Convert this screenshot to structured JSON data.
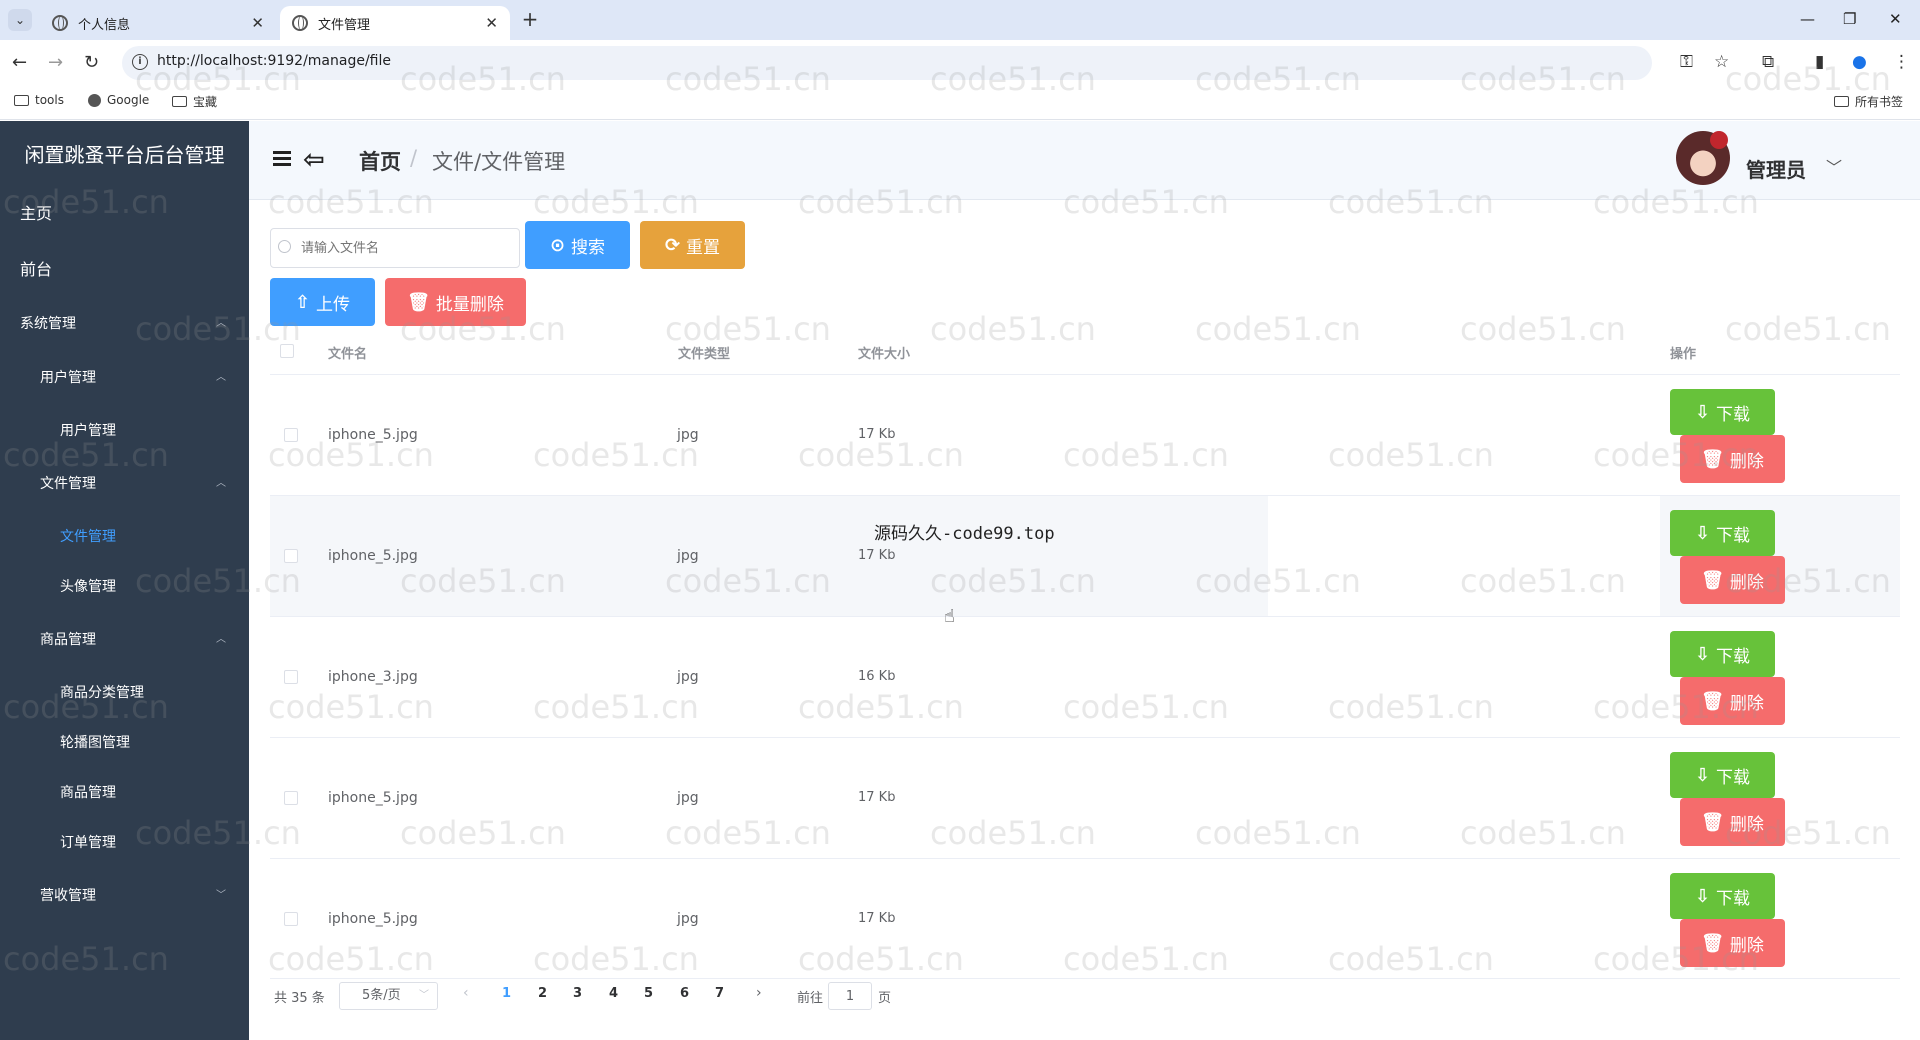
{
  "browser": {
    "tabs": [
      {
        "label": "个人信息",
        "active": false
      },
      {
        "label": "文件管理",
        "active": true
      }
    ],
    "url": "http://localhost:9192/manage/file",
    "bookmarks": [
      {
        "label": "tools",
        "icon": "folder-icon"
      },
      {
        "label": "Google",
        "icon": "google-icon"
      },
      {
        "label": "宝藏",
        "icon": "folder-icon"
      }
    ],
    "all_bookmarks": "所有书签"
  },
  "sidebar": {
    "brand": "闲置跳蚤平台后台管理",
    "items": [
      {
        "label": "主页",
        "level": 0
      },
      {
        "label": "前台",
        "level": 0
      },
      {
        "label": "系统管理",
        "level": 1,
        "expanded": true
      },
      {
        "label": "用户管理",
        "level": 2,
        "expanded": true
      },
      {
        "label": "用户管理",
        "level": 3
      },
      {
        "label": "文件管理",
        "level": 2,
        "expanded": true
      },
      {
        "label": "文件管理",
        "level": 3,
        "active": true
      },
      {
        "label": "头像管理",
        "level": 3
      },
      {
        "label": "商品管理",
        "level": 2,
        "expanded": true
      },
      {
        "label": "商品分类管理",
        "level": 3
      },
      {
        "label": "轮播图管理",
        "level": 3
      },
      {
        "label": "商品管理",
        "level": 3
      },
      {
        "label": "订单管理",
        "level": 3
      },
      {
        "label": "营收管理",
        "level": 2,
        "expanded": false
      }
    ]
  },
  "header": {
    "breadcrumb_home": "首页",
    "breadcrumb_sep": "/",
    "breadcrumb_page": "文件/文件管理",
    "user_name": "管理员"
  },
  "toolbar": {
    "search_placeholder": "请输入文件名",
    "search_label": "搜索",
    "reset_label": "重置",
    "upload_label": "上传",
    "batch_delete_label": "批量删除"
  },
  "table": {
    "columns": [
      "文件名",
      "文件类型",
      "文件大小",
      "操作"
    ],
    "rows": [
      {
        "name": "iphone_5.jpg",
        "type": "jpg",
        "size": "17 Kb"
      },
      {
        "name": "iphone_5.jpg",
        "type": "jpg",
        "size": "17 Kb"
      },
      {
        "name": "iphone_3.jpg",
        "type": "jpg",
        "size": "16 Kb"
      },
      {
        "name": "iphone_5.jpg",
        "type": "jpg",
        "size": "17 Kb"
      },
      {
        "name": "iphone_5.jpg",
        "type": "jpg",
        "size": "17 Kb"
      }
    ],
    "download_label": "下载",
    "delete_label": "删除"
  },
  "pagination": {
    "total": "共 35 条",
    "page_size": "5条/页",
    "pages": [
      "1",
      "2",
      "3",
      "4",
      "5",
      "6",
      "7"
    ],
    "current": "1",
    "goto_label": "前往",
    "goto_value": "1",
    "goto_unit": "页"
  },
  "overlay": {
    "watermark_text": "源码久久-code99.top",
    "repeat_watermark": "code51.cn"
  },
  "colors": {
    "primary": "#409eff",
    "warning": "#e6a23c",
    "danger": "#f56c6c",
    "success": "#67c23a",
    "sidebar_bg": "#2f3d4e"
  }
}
------------------------------------------------------------------------
▶ _Task brief_
Exactly as written, return every line of the listing, but not the pictures.

▶ _Answer to the exercise_
Convert this screenshot to structured JSON data.
{
  "browser": {
    "tabs": [
      {
        "label": "个人信息",
        "active": false
      },
      {
        "label": "文件管理",
        "active": true
      }
    ],
    "url": "http://localhost:9192/manage/file",
    "bookmarks": [
      {
        "label": "tools",
        "icon": "folder-icon"
      },
      {
        "label": "Google",
        "icon": "google-icon"
      },
      {
        "label": "宝藏",
        "icon": "folder-icon"
      }
    ],
    "all_bookmarks": "所有书签"
  },
  "sidebar": {
    "brand": "闲置跳蚤平台后台管理",
    "items": [
      {
        "label": "主页",
        "level": 0
      },
      {
        "label": "前台",
        "level": 0
      },
      {
        "label": "系统管理",
        "level": 1,
        "expanded": true
      },
      {
        "label": "用户管理",
        "level": 2,
        "expanded": true
      },
      {
        "label": "用户管理",
        "level": 3
      },
      {
        "label": "文件管理",
        "level": 2,
        "expanded": true
      },
      {
        "label": "文件管理",
        "level": 3,
        "active": true
      },
      {
        "label": "头像管理",
        "level": 3
      },
      {
        "label": "商品管理",
        "level": 2,
        "expanded": true
      },
      {
        "label": "商品分类管理",
        "level": 3
      },
      {
        "label": "轮播图管理",
        "level": 3
      },
      {
        "label": "商品管理",
        "level": 3
      },
      {
        "label": "订单管理",
        "level": 3
      },
      {
        "label": "营收管理",
        "level": 2,
        "expanded": false
      }
    ]
  },
  "header": {
    "breadcrumb_home": "首页",
    "breadcrumb_sep": "/",
    "breadcrumb_page": "文件/文件管理",
    "user_name": "管理员"
  },
  "toolbar": {
    "search_placeholder": "请输入文件名",
    "search_label": "搜索",
    "reset_label": "重置",
    "upload_label": "上传",
    "batch_delete_label": "批量删除"
  },
  "table": {
    "columns": [
      "文件名",
      "文件类型",
      "文件大小",
      "操作"
    ],
    "rows": [
      {
        "name": "iphone_5.jpg",
        "type": "jpg",
        "size": "17 Kb"
      },
      {
        "name": "iphone_5.jpg",
        "type": "jpg",
        "size": "17 Kb"
      },
      {
        "name": "iphone_3.jpg",
        "type": "jpg",
        "size": "16 Kb"
      },
      {
        "name": "iphone_5.jpg",
        "type": "jpg",
        "size": "17 Kb"
      },
      {
        "name": "iphone_5.jpg",
        "type": "jpg",
        "size": "17 Kb"
      }
    ],
    "download_label": "下载",
    "delete_label": "删除"
  },
  "pagination": {
    "total": "共 35 条",
    "page_size": "5条/页",
    "pages": [
      "1",
      "2",
      "3",
      "4",
      "5",
      "6",
      "7"
    ],
    "current": "1",
    "goto_label": "前往",
    "goto_value": "1",
    "goto_unit": "页"
  },
  "overlay": {
    "watermark_text": "源码久久-code99.top",
    "repeat_watermark": "code51.cn"
  },
  "colors": {
    "primary": "#409eff",
    "warning": "#e6a23c",
    "danger": "#f56c6c",
    "success": "#67c23a",
    "sidebar_bg": "#2f3d4e"
  }
}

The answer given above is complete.